Work to do: Quote the records beneath, complete and exact. Leave out images.

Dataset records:
┄┄┄┄┄┄
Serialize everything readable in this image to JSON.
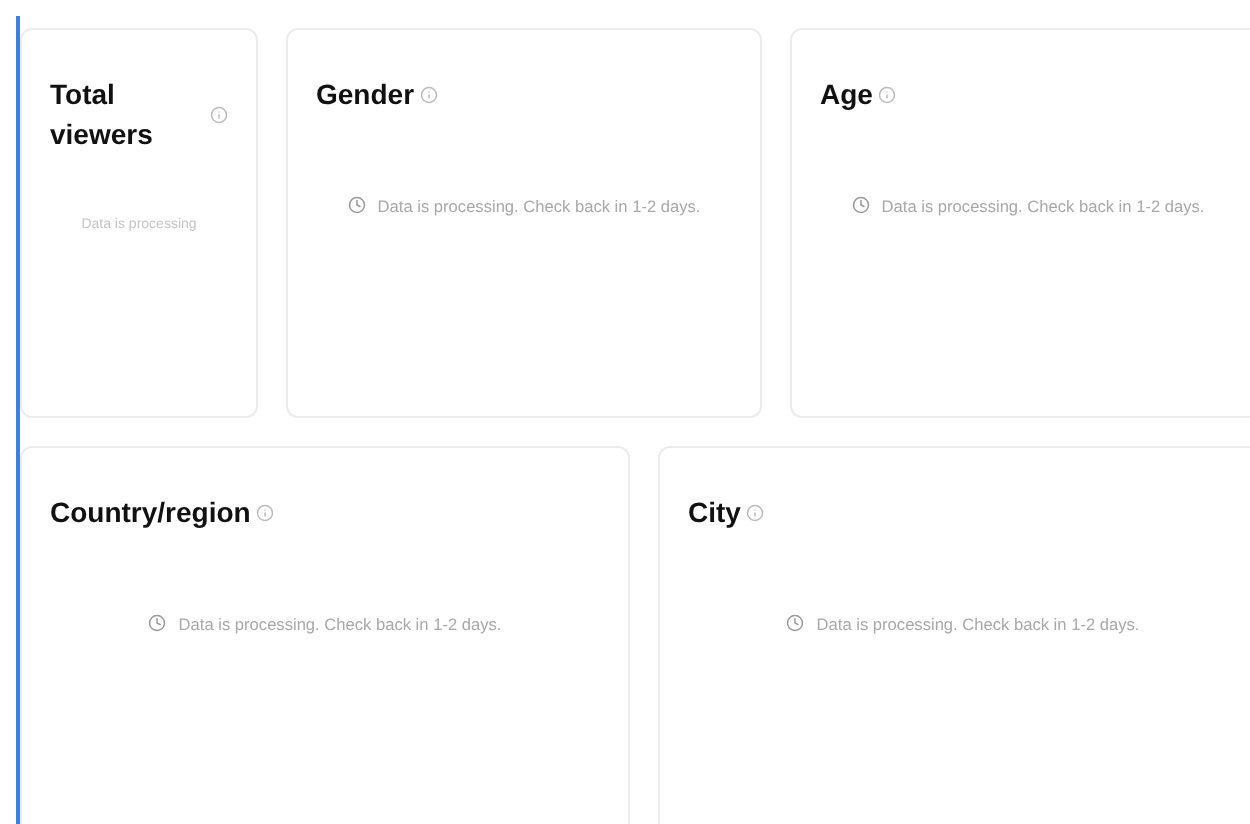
{
  "rows": [
    {
      "cards": [
        {
          "kind": "summary",
          "title": "Total viewers",
          "message": "Data is processing"
        },
        {
          "kind": "breakdown",
          "title": "Gender",
          "message": "Data is processing. Check back in 1-2 days."
        },
        {
          "kind": "breakdown",
          "title": "Age",
          "message": "Data is processing. Check back in 1-2 days."
        }
      ]
    },
    {
      "cards": [
        {
          "kind": "breakdown",
          "title": "Country/region",
          "message": "Data is processing. Check back in 1-2 days."
        },
        {
          "kind": "breakdown",
          "title": "City",
          "message": "Data is processing. Check back in 1-2 days."
        }
      ]
    }
  ]
}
┄┄┄┄┄┄
Solved exercise:
Serialize everything readable in this image to JSON.
{
  "rows": [
    {
      "cards": [
        {
          "kind": "summary",
          "title": "Total viewers",
          "message": "Data is processing"
        },
        {
          "kind": "breakdown",
          "title": "Gender",
          "message": "Data is processing. Check back in 1-2 days."
        },
        {
          "kind": "breakdown",
          "title": "Age",
          "message": "Data is processing. Check back in 1-2 days."
        }
      ]
    },
    {
      "cards": [
        {
          "kind": "breakdown",
          "title": "Country/region",
          "message": "Data is processing. Check back in 1-2 days."
        },
        {
          "kind": "breakdown",
          "title": "City",
          "message": "Data is processing. Check back in 1-2 days."
        }
      ]
    }
  ]
}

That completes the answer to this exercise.